(MATERIAL FOR THE TASK)
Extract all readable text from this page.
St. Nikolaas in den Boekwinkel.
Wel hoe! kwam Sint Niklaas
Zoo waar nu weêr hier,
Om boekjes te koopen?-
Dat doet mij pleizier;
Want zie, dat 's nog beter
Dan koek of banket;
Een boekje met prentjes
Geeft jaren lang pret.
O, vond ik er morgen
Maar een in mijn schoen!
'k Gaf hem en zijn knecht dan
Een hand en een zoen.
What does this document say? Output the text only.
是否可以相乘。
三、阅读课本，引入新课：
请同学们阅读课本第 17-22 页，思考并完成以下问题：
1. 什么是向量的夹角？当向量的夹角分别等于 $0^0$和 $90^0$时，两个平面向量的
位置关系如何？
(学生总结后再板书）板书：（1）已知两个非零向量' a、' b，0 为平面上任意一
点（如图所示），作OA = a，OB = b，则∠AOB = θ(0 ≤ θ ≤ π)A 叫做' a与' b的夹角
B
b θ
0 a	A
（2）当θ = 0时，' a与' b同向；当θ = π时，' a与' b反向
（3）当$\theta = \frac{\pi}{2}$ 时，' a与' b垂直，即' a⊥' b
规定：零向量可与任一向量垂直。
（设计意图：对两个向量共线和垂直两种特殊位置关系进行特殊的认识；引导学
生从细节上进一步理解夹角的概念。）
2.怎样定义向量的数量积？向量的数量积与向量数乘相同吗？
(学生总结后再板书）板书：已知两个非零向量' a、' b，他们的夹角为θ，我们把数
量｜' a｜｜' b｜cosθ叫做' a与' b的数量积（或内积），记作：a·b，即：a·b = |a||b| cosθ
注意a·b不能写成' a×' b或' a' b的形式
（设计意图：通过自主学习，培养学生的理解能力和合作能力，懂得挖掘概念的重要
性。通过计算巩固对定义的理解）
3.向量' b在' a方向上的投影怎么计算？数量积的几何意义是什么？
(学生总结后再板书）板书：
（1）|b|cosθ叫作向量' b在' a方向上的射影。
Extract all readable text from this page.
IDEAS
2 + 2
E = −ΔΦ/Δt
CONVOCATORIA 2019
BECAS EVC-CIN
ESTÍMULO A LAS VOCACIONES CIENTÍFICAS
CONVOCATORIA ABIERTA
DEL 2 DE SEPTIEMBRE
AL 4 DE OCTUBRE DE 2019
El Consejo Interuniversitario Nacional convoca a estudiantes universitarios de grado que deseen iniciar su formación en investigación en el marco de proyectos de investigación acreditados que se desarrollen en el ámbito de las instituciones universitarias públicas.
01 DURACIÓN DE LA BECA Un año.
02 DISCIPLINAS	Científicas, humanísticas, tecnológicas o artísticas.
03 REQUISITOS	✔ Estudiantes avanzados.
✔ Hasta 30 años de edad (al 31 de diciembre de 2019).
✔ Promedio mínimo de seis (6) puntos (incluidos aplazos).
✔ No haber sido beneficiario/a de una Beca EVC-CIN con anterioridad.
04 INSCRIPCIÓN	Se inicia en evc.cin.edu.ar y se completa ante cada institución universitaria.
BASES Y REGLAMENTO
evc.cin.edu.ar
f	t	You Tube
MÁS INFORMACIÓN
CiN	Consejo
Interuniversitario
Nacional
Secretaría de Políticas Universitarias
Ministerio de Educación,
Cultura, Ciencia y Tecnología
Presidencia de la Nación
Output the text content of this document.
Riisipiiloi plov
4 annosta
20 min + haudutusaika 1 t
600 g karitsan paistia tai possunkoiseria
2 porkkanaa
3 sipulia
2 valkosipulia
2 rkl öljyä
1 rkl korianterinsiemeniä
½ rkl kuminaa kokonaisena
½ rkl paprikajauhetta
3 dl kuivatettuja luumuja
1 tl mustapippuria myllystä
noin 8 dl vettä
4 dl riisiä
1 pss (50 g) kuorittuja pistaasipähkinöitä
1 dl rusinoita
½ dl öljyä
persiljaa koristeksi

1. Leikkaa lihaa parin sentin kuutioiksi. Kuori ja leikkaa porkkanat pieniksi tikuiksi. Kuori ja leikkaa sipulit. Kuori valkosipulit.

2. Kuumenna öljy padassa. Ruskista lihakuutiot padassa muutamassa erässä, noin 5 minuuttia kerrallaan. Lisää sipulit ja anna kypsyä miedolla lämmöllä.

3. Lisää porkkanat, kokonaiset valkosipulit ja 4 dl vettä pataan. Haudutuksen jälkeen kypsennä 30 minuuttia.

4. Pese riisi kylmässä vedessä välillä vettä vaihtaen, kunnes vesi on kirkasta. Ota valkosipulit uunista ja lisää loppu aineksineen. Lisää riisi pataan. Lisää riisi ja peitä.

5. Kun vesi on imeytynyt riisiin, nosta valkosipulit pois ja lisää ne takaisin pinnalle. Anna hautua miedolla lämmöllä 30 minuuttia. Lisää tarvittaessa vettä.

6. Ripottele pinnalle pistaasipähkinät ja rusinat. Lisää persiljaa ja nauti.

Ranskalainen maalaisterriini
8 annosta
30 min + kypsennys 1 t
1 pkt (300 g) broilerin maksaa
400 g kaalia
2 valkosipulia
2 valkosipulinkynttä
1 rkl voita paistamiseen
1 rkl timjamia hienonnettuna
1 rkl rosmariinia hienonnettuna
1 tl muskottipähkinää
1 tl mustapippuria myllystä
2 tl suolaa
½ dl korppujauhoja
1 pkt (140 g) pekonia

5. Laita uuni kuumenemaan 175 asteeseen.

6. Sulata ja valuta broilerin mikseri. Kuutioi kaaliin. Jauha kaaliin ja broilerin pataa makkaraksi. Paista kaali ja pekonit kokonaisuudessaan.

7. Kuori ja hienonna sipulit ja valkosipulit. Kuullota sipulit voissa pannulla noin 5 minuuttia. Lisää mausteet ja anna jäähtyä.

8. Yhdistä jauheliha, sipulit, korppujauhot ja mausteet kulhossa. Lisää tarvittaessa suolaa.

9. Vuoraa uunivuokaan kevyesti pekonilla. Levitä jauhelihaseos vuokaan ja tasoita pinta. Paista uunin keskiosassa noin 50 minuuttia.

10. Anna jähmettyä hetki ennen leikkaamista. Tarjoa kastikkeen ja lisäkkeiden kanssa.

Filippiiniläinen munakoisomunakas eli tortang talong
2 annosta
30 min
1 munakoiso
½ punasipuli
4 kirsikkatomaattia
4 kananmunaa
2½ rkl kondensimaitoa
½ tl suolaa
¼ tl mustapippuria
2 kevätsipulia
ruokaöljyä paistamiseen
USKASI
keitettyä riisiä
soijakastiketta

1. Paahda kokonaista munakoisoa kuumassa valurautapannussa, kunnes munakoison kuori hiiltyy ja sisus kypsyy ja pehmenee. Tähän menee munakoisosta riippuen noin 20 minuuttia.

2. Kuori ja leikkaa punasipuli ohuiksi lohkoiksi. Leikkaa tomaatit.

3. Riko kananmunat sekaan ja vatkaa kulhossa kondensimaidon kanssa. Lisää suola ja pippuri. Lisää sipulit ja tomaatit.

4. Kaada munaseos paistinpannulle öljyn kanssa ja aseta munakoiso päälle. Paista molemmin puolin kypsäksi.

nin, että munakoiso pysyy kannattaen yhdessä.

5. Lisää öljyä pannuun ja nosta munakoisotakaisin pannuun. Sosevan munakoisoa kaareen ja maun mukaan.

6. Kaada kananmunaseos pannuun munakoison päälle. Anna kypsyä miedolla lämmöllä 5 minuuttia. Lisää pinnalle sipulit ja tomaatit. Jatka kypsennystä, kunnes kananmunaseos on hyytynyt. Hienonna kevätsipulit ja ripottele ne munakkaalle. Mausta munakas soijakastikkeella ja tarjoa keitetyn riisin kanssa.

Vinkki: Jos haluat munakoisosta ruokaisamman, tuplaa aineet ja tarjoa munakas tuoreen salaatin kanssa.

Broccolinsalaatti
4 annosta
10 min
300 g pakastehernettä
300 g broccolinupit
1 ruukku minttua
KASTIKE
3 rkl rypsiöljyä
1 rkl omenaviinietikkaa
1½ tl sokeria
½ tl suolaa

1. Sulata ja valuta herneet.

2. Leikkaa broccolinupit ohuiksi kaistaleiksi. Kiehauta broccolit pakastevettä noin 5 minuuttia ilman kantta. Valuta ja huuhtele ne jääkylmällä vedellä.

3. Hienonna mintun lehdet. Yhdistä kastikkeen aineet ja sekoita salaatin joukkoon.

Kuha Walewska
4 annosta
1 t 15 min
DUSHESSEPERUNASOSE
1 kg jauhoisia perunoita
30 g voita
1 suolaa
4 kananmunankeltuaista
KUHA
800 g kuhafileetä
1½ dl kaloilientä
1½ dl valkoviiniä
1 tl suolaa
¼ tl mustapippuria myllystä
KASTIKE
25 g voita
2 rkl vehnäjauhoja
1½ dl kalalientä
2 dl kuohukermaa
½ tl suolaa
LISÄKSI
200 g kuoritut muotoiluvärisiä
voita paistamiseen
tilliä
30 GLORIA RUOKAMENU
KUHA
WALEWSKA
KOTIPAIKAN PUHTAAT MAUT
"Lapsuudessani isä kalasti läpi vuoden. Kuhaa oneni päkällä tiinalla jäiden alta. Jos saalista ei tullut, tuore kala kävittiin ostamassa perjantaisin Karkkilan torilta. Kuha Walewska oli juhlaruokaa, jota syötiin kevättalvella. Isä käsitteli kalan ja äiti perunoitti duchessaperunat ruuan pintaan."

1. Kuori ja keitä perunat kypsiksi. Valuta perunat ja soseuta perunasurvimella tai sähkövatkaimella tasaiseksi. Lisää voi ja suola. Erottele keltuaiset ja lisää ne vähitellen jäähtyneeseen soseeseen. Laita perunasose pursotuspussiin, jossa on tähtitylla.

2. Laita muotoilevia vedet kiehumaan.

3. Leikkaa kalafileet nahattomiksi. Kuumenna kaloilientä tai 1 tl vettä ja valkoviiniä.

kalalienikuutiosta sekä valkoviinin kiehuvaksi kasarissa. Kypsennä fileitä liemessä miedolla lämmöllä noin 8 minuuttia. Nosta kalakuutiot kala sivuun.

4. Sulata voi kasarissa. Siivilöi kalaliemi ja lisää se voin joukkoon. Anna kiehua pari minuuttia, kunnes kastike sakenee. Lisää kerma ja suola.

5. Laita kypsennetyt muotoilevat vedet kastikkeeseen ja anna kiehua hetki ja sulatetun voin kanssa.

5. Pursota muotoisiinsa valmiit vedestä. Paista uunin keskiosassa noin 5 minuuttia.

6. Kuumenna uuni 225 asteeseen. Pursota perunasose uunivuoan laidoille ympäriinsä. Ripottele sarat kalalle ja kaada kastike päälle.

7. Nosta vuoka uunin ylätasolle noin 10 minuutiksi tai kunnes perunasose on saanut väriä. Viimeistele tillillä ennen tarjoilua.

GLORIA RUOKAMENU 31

(TO BE DONE) Search the data above for the string "Nacional" and return every line that has it.

(TASK ANSWER)
El Consejo Interuniversitario Nacional convoca a estudiantes universitarios de grado que deseen iniciar su formación en investigación en el marco de proyectos de investigación acreditados que se desarrollen en el ámbito de las instituciones universitarias públicas.
Nacional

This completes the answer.